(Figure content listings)
-------------------------
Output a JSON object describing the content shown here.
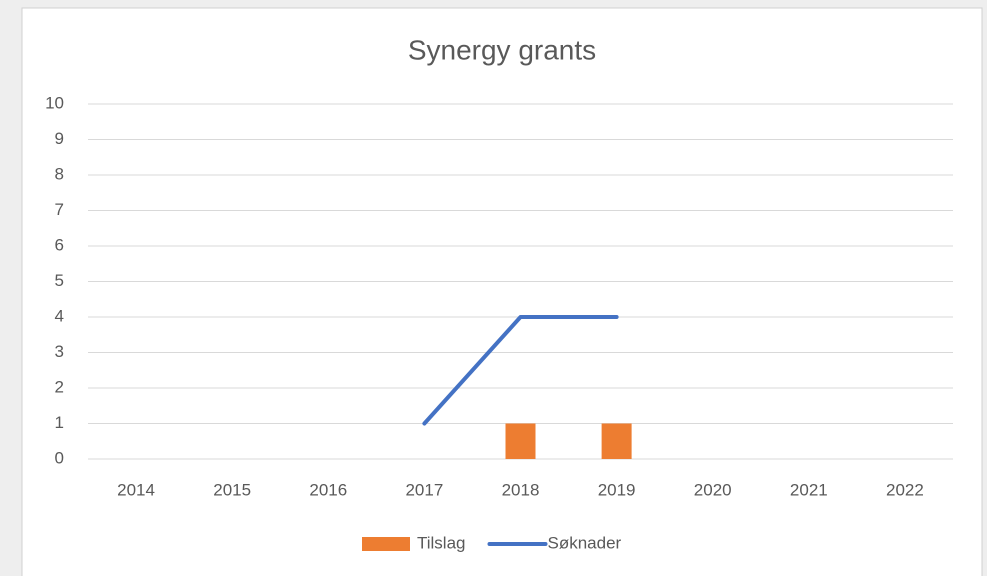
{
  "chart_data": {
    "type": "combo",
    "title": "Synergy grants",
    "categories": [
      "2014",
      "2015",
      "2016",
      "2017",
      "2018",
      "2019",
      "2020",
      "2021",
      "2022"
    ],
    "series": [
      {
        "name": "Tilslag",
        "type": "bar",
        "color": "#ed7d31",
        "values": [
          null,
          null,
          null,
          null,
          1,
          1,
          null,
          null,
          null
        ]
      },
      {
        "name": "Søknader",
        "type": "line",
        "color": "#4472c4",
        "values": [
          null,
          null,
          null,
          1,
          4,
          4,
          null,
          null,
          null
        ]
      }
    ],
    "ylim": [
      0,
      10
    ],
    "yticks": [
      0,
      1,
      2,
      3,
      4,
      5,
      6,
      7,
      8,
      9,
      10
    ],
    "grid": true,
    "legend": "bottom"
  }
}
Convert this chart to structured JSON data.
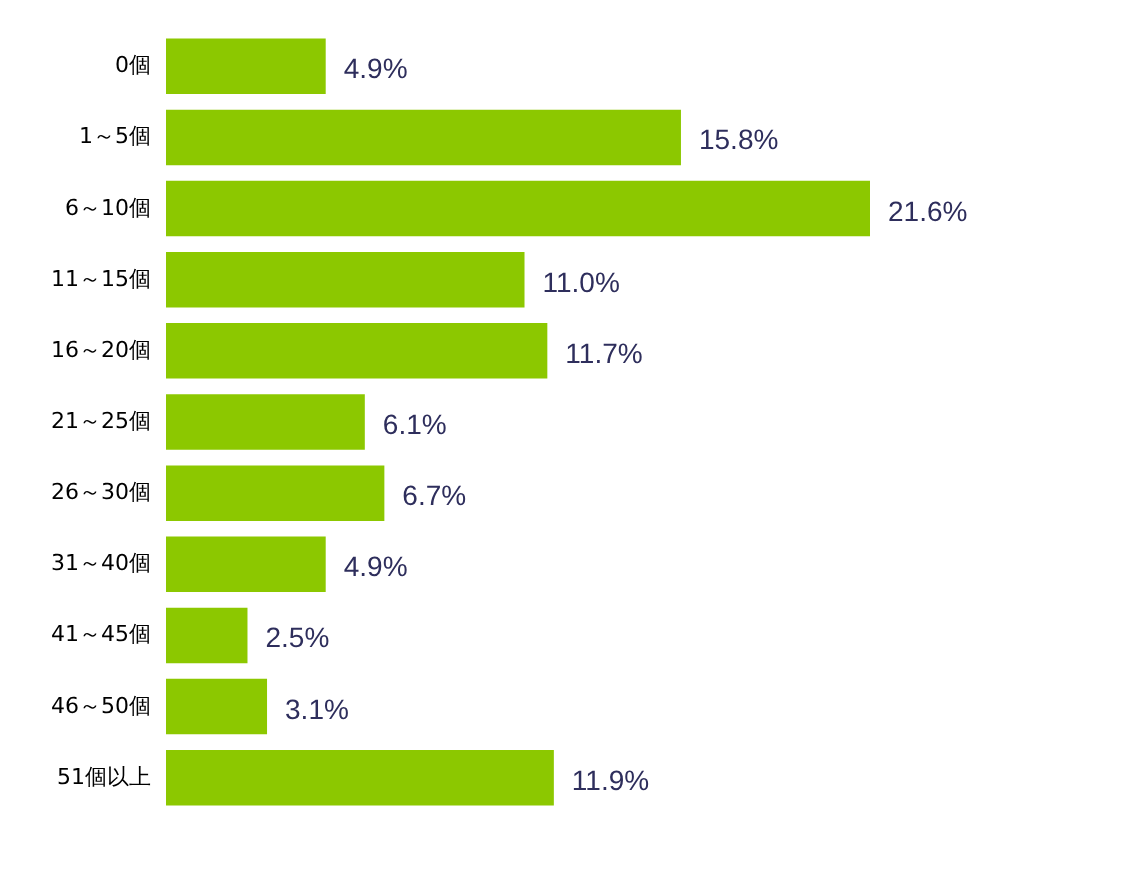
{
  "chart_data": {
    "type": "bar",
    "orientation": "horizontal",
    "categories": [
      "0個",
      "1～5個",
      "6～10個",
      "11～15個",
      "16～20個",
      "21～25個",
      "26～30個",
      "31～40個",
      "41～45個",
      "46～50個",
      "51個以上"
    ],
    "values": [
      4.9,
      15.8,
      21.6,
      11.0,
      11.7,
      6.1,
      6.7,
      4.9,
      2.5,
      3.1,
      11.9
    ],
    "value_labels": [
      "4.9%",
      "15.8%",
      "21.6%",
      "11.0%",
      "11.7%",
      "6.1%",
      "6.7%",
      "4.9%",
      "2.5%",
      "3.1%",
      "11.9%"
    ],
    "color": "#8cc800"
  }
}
-------------------------
Reproduce the full listing above verbatim, with no pictures included.

-- CORRECT RESPONSE --
Output a JSON object describing the content shown here.
{
  "chart_data": {
    "type": "combo",
    "title": "Synergy grants",
    "categories": [
      "2014",
      "2015",
      "2016",
      "2017",
      "2018",
      "2019",
      "2020",
      "2021",
      "2022"
    ],
    "series": [
      {
        "name": "Tilslag",
        "type": "bar",
        "color": "#ed7d31",
        "values": [
          null,
          null,
          null,
          null,
          1,
          1,
          null,
          null,
          null
        ]
      },
      {
        "name": "Søknader",
        "type": "line",
        "color": "#4472c4",
        "values": [
          null,
          null,
          null,
          1,
          4,
          4,
          null,
          null,
          null
        ]
      }
    ],
    "ylim": [
      0,
      10
    ],
    "yticks": [
      0,
      1,
      2,
      3,
      4,
      5,
      6,
      7,
      8,
      9,
      10
    ],
    "grid": true,
    "legend": "bottom"
  }
}
Convert this chart to structured JSON data.
{
  "chart_data": {
    "type": "bar",
    "orientation": "horizontal",
    "categories": [
      "0個",
      "1～5個",
      "6～10個",
      "11～15個",
      "16～20個",
      "21～25個",
      "26～30個",
      "31～40個",
      "41～45個",
      "46～50個",
      "51個以上"
    ],
    "values": [
      4.9,
      15.8,
      21.6,
      11.0,
      11.7,
      6.1,
      6.7,
      4.9,
      2.5,
      3.1,
      11.9
    ],
    "value_labels": [
      "4.9%",
      "15.8%",
      "21.6%",
      "11.0%",
      "11.7%",
      "6.1%",
      "6.7%",
      "4.9%",
      "2.5%",
      "3.1%",
      "11.9%"
    ],
    "color": "#8cc800"
  }
}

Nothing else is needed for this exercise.